◆ **GOAL**: Tally the lines containing the word "JSON" and give the total alone.

───── DATA ENTRIES

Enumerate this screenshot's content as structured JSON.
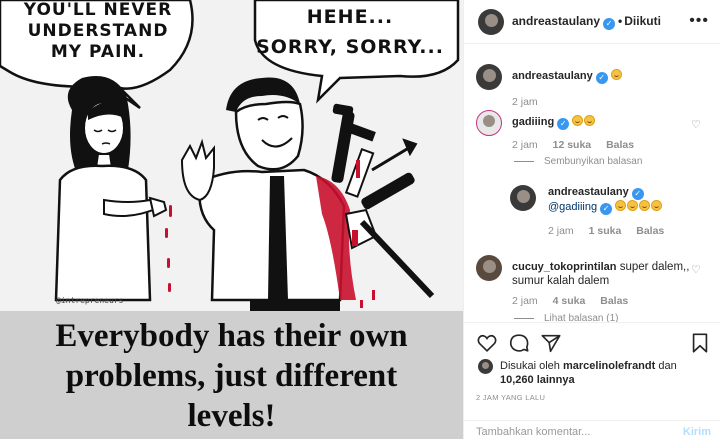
{
  "post_image": {
    "bubble_left_lines": [
      "YOU'LL NEVER",
      "UNDERSTAND",
      "MY PAIN."
    ],
    "bubble_right_lines": [
      "HEHE...",
      "SORRY, SORRY..."
    ],
    "watermark": "@intrepreneurs",
    "caption_lines": [
      "Everybody has their own",
      "problems, just different",
      "levels!"
    ]
  },
  "header": {
    "username": "andreastaulany",
    "separator": "•",
    "follow_status": "Diikuti"
  },
  "comments": [
    {
      "username": "andreastaulany",
      "text": "",
      "emoji_count": 1,
      "time": "2 jam"
    },
    {
      "username": "gadiiing",
      "text": "",
      "emoji_count": 2,
      "time": "2 jam",
      "likes": "12 suka",
      "reply": "Balas",
      "replies_toggle": "Sembunyikan balasan"
    },
    {
      "username": "andreastaulany",
      "mention": "@gadiiing",
      "emoji_count": 4,
      "time": "2 jam",
      "likes": "1 suka",
      "reply": "Balas"
    },
    {
      "username": "cucuy_tokoprintilan",
      "text": "super dalem,, sumur kalah dalem",
      "time": "2 jam",
      "likes": "4 suka",
      "reply": "Balas",
      "replies_toggle": "Lihat balasan (1)"
    }
  ],
  "likes": {
    "prefix": "Disukai oleh",
    "user": "marcelinolefrandt",
    "conjunction": "dan",
    "others": "10,260 lainnya"
  },
  "time_ago": "2 JAM YANG LALU",
  "add_comment": {
    "placeholder": "Tambahkan komentar...",
    "post_label": "Kirim"
  },
  "colors": {
    "verified": "#3897f0",
    "muted": "#8e8e8e",
    "post_button": "#b2dffc",
    "blood": "#c8102e"
  }
}
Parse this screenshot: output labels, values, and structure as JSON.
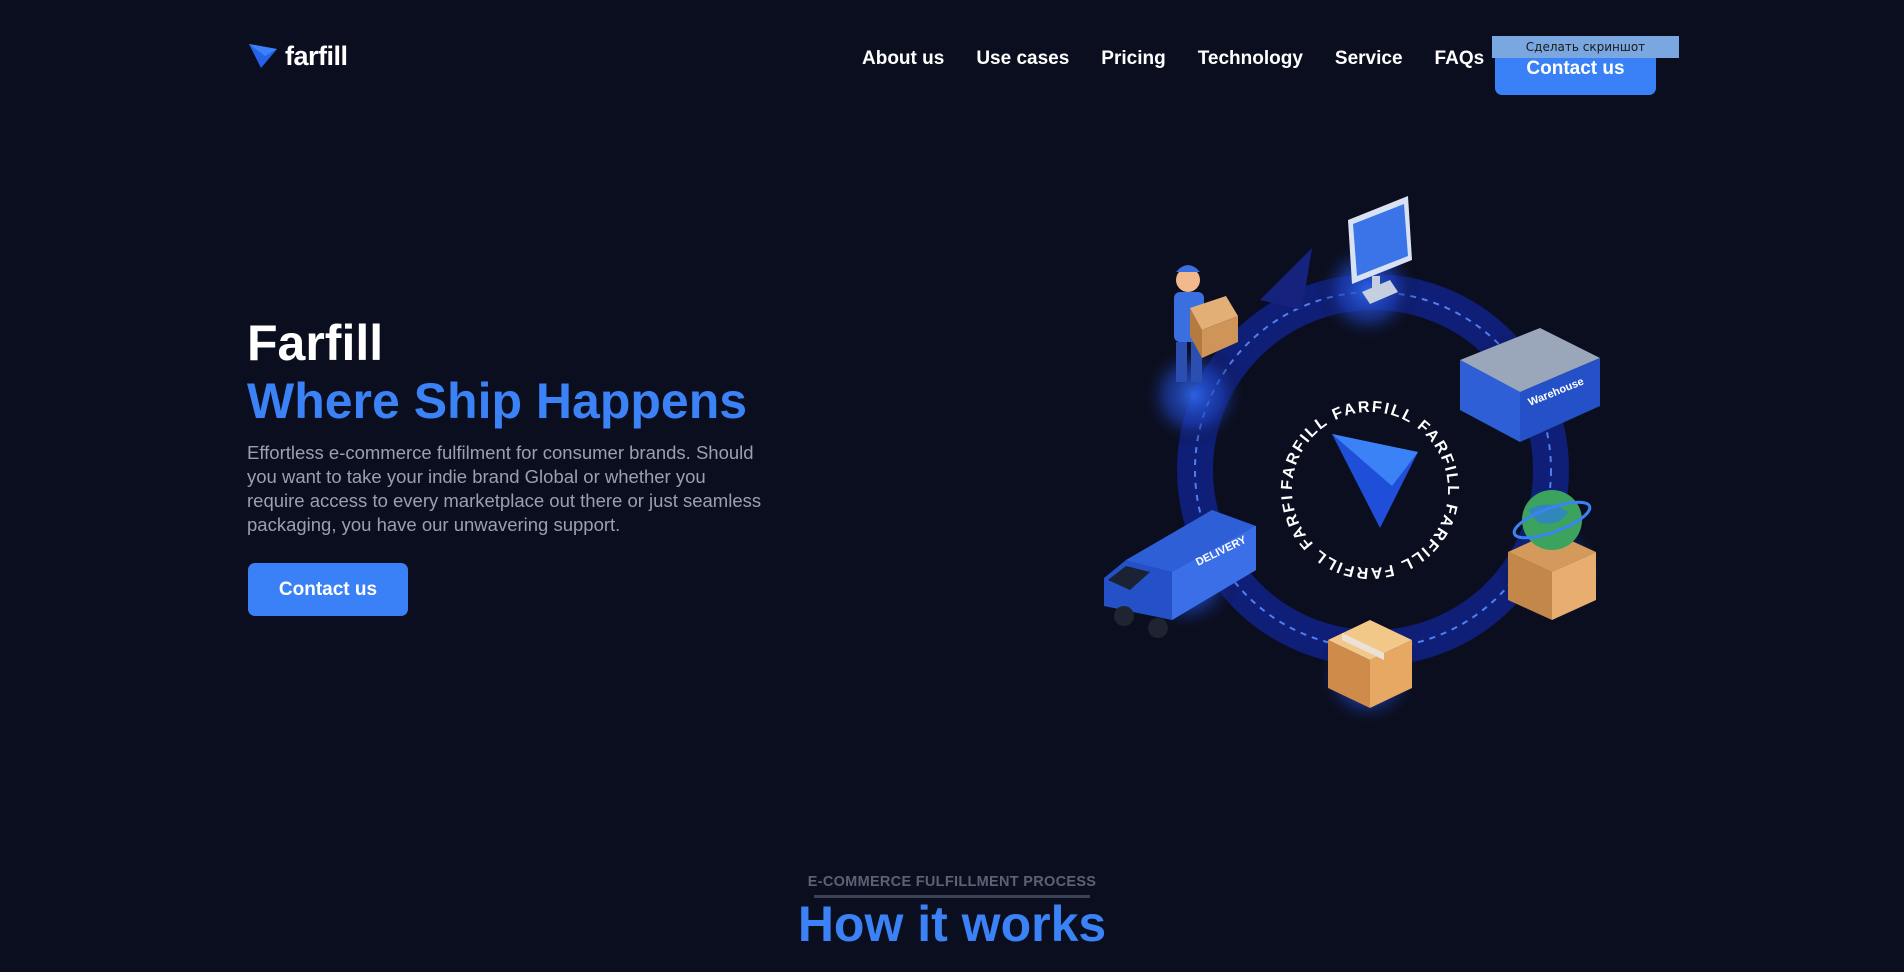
{
  "header": {
    "logo_text": "farfill",
    "nav": [
      "About us",
      "Use cases",
      "Pricing",
      "Technology",
      "Service",
      "FAQs"
    ],
    "contact_label": "Contact us",
    "screenshot_badge": "Сделать скриншот"
  },
  "hero": {
    "title": "Farfill",
    "subtitle": "Where Ship Happens",
    "description": "Effortless e-commerce fulfilment for consumer brands. Should you want to take your indie brand Global or whether you require access to every marketplace out there or just seamless packaging, you have our unwavering support.",
    "cta_label": "Contact us"
  },
  "illustration": {
    "ring_text": "FARFILL FARFILL FARFILL FARFILL FARFILL FARFILL",
    "van_label": "DELIVERY",
    "warehouse_label": "Warehouse",
    "icons": [
      "worker-icon",
      "computer-icon",
      "warehouse-icon",
      "globe-box-icon",
      "package-icon",
      "delivery-van-icon"
    ]
  },
  "how_it_works": {
    "eyebrow": "E-COMMERCE FULFILLMENT PROCESS",
    "title": "How it works",
    "subtitle": ""
  },
  "colors": {
    "background": "#0b0e1e",
    "accent": "#3b82f6",
    "button": "#3a80f6",
    "muted_text": "#9aa0ae"
  }
}
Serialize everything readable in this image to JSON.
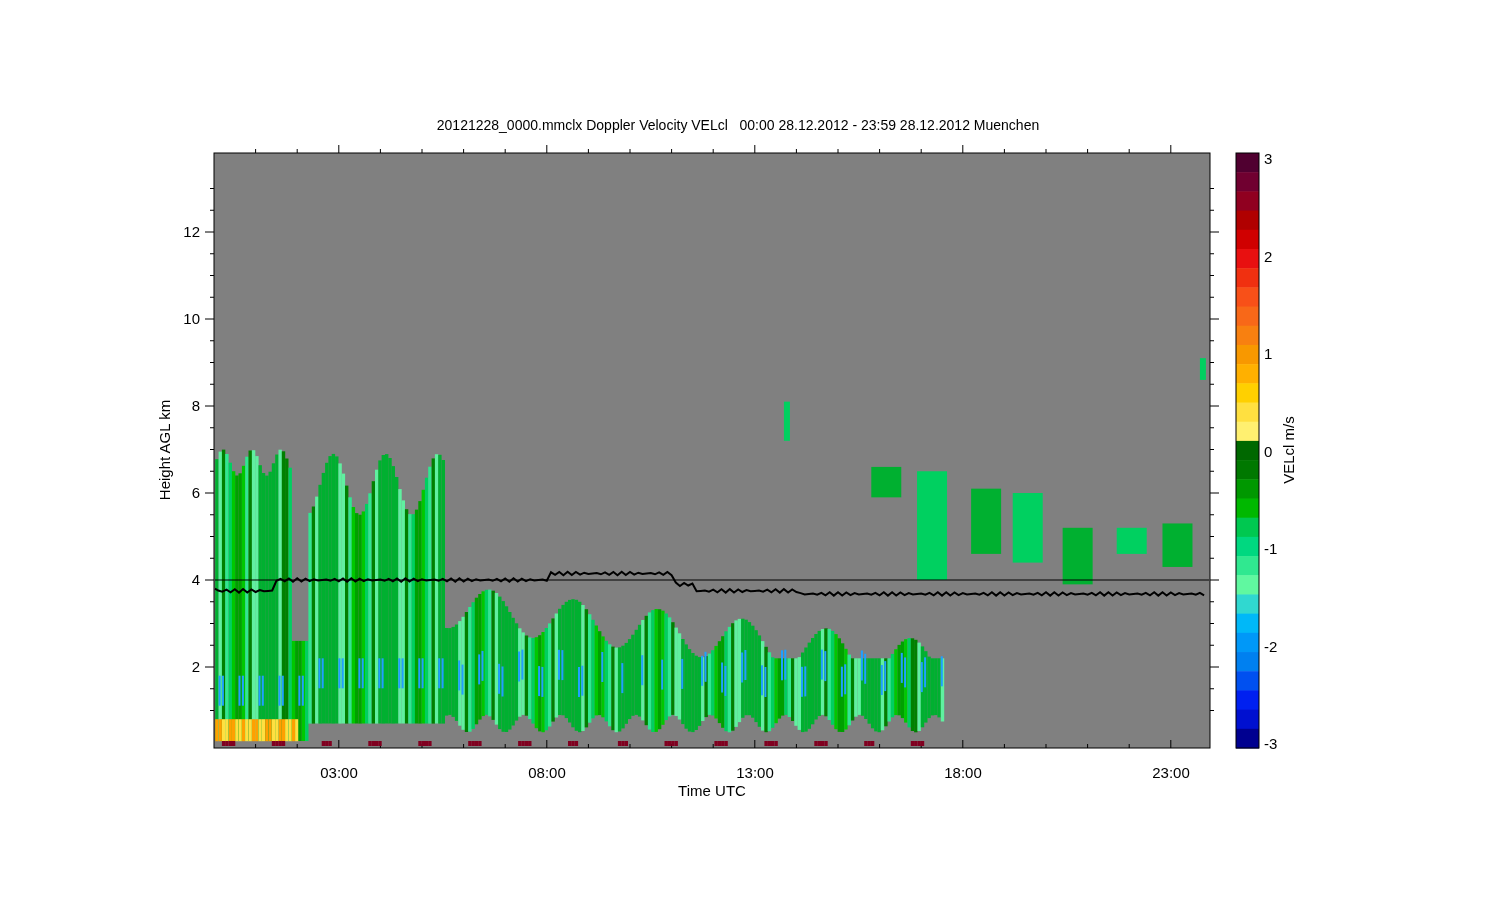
{
  "title": "20121228_0000.mmclx Doppler Velocity VELcl   00:00 28.12.2012 - 23:59 28.12.2012 Muenchen",
  "plot": {
    "xlabel": "Time UTC",
    "ylabel": "Height AGL km",
    "xtick_labels": [
      "03:00",
      "08:00",
      "13:00",
      "18:00",
      "23:00"
    ],
    "ytick_labels": [
      "12",
      "10",
      "8",
      "6",
      "4",
      "2"
    ]
  },
  "colorbar": {
    "label": "VELcl m/s",
    "tick_labels": [
      "3",
      "2",
      "1",
      "0",
      "-1",
      "-2",
      "-3"
    ]
  }
}
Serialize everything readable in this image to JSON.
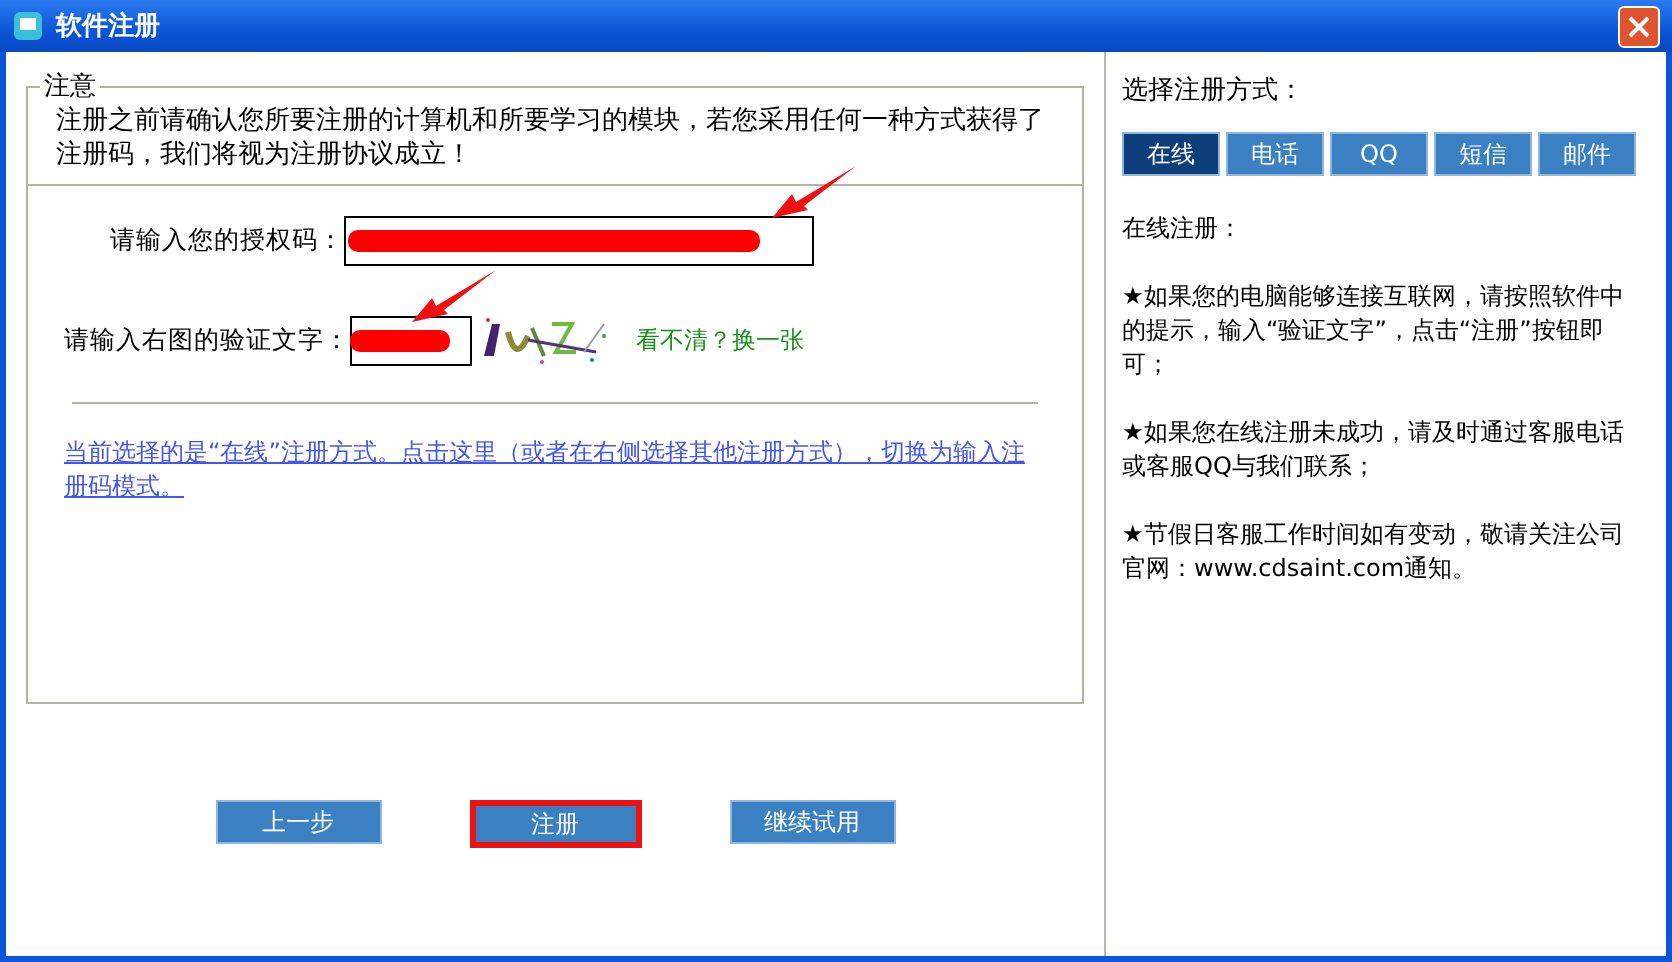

──────────

◆ **THE COMPLETED TASK**: 4